_Selected extract_
---
And it's free therapy! ;)
You know what is best for you. Follow your gut. You're right, why waste your time? If you do, you close yourself off to the possibilities of meeting a really great guy who is available to you in every way. You deserve that!

Hugs
Tara

 

iVillage Member
Registered: 01-05-2005
Mon, 01-10-2005 - 9:51am

It's easy for us to just maintain the status quo with a guy.

IT does help a LOT to just get the things out of your head into an organized paragraph...otherwise they run around in there till they wear ruts in your poor psyche. LOL

iVillage Member
Registered: 01-05-2005
Mon, 01-10-2005 - 9:56am

Hey Catherine, have you noticed that since men don't have to be married to get sex, they're not that interested in marriage?

I want to find someone who wants to be married, devoted to one person and one relationship...it's rare...

iVillage Member
Registered: 05-25-2004
Mon, 01-10-2005 - 10:15am

"I want to find someone who wants to be married, devoted to one person and one relationship...it's rare..."

AGREEEEEED!!!!!!!!!! Amen, sistuh!!

But you can't find it if you don't know what to look for and don't have that as a goal. So you are half way there!! Me too!!

iVillage Member
Registered: 03-28-2003
Mon, 01-10-2005 - 2:18pm

It seems strange though, that someone having the desire to marry as their goal in a relationship is often seen as a red flag. It seems that people are supposed to have the goal of "getting to know someone" or of "getting to be friends" instead of having a focused goal of marriage.

I went to a lot of the dating sites (eHarmony, yahoo, whatever), I don't even remember their names, there were so many of them. But they were all about "dating", not marriage. Even the recent "scientific" ones still talk about developing a relationship. What I wanted was marriage and that was seen as a red flag.

However, it is true that if you don't know what you want, you aren't likely to get it. Knowing what you want allows you to make a very hard cull very quickly. It also means that I don't feel quite so bad about being alone because I know why I want marriage and what the results are if I settle for less.

By the way, women have changed, also. Many women are very aggressive about their "right" to have sex in a relationship before (or outside of) marriage. There are all sorts of reasons given for that, none of which I accept. Because I don't like conflict, I've almost given up going out to anywhere that singles gather. Not even my age keeps me safe from women on the cruise. You know, I never thought things would be like this when I was a teenager. Now they are, and I'm not.

Michael

iVillage Member
Registered: 01-05-2005
Mon, 01-10-2005 - 2:48pm

Interesting comment Michael.

I've never seen wanting marriage as an END goal as a red flag. And most of the men I've dated have at least SAID that was their end goal in dating (not all of them were honest about that, however). The men who threw up red flags in that area as far as I was concerned were the ones who started talking about marriage, or pushing marriage or began combining lives or incomes much too early into the process. They obviously weren't interested in what person they married, but in getting married to someone. I think that's the same for women. If they're interested in marriage and disregard the PERSON they're looking at...BIG red flag. Most of them were just needy and wanted a "sugar mama" or and easy target for some other reason (one was a pedaphile, for example).

The "safe from women on the cruise" comment was interesting too! So you're telling me men are experiencing what women have since the beginning of time? Women coming on to them? Don't let it keep you in Michael...just be firm. That's always worked for us, even though we do find it irritating. :)

How are you doing otherwise? Job? kids? Good to hear from you.
---
_What you should do_
Change "dating sites" to "matchmaking sites" in the forum thread, and write out everything from "I went to a" down to "was seen as a red flag.". The listing isn't needed for this.

_Provided data_
---
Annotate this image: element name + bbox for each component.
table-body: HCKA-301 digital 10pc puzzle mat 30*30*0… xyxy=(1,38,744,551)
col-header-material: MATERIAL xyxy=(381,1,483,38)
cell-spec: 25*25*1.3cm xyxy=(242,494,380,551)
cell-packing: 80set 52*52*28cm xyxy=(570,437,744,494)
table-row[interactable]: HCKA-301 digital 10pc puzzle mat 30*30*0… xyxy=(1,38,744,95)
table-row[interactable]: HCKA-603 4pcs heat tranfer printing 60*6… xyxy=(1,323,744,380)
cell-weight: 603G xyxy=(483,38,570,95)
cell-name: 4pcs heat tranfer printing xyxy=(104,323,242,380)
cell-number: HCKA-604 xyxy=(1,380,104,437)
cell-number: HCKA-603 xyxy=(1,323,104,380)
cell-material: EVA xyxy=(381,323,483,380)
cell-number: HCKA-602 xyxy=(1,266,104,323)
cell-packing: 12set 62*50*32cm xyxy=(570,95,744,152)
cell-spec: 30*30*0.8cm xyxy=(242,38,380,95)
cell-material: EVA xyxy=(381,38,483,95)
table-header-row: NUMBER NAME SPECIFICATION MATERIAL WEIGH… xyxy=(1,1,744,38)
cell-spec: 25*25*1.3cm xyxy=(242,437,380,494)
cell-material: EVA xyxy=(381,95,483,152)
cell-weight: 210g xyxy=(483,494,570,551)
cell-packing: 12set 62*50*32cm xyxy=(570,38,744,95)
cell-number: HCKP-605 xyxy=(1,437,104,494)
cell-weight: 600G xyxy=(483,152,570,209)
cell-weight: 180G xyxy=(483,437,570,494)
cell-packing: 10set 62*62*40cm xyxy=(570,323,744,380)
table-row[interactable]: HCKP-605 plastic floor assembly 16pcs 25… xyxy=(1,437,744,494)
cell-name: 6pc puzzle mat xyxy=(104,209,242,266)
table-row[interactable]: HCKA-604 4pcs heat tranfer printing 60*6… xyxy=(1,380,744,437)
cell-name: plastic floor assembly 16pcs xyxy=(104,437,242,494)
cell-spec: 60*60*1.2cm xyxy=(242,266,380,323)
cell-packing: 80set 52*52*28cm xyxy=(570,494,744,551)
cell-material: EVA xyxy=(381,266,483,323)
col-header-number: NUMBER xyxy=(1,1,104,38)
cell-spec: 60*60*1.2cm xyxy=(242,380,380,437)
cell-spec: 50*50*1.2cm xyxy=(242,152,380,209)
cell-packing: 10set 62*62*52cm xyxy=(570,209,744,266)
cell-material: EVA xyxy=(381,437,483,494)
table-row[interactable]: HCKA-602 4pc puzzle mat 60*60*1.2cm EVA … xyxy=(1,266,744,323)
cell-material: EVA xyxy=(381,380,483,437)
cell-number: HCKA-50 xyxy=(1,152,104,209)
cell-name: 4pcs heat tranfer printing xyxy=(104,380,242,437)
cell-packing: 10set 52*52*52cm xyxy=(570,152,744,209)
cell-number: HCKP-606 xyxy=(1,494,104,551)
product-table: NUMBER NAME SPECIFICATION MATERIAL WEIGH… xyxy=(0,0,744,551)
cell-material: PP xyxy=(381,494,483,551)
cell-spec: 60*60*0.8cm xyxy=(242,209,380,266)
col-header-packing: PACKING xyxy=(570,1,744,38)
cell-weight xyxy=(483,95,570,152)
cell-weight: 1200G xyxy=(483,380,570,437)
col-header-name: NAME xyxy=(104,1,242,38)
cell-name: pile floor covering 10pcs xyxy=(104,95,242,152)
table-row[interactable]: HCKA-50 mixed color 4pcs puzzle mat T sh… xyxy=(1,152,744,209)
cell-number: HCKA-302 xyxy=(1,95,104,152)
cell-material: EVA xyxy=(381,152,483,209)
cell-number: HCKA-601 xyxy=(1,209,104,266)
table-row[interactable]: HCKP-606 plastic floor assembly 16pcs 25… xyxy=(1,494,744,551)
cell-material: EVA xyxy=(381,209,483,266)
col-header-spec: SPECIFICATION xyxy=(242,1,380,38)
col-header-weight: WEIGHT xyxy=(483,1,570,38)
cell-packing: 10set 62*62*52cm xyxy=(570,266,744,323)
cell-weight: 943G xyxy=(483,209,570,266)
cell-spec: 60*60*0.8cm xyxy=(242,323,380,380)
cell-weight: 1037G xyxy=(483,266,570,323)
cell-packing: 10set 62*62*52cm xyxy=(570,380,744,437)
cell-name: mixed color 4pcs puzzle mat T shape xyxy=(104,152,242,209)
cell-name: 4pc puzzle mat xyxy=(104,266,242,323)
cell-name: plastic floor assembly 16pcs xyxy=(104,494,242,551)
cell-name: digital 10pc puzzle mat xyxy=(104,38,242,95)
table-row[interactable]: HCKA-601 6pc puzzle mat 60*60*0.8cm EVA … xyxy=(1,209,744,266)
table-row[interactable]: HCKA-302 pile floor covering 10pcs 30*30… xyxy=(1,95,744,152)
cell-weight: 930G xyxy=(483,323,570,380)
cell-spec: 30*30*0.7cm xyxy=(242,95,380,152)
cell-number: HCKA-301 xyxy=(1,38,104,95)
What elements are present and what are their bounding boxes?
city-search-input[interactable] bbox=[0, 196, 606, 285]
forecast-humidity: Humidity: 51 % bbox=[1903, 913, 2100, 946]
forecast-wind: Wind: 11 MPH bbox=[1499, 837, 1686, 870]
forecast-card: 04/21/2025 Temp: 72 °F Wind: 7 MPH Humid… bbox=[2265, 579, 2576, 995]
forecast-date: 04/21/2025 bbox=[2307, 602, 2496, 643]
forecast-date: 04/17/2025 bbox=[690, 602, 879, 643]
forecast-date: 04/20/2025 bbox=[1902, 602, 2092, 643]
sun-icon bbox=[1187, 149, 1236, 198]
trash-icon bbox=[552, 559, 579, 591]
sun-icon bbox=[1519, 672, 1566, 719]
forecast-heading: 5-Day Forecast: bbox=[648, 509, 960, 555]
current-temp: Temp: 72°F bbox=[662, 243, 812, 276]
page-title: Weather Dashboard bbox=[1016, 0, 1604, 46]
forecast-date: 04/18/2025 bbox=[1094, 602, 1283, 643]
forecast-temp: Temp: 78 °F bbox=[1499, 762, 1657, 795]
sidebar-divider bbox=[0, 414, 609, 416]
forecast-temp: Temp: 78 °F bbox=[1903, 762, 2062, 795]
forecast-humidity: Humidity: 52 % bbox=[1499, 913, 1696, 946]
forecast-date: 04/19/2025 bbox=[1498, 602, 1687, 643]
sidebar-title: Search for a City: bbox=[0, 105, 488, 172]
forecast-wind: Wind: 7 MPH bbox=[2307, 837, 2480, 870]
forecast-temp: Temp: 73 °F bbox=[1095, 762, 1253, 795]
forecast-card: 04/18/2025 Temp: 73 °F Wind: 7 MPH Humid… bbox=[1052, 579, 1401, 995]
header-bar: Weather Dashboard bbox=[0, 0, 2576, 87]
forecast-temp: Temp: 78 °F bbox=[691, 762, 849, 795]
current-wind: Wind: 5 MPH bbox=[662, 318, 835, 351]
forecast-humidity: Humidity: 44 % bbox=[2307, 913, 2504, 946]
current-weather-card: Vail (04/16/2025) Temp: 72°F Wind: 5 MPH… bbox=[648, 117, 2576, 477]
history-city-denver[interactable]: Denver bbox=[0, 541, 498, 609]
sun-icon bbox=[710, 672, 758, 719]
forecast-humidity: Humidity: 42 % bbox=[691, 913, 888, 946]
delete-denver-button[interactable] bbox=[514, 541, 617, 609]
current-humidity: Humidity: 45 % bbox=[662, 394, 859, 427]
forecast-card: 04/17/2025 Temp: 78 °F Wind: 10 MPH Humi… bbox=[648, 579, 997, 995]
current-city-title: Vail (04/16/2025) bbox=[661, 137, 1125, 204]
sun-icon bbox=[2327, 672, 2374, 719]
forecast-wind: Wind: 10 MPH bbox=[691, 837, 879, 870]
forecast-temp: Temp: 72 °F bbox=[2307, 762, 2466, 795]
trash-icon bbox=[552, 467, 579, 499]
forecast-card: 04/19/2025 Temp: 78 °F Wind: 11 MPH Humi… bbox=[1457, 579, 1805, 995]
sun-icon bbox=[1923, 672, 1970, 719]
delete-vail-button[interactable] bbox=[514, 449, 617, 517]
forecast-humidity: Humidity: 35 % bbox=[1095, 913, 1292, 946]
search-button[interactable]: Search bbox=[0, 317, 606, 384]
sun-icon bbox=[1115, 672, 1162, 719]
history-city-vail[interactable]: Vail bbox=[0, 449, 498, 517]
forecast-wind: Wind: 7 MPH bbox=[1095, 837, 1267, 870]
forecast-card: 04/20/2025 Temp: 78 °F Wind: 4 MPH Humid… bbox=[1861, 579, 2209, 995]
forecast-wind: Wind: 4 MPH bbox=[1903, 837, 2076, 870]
---
_The answer_
I went to a lot of the matchmaking sites (eHarmony, yahoo, whatever), I don't even remember their names, there were so many of them. But they were all about "dating", not marriage. Even the recent "scientific" ones still talk about developing a relationship. What I wanted was marriage and that was seen as a red flag.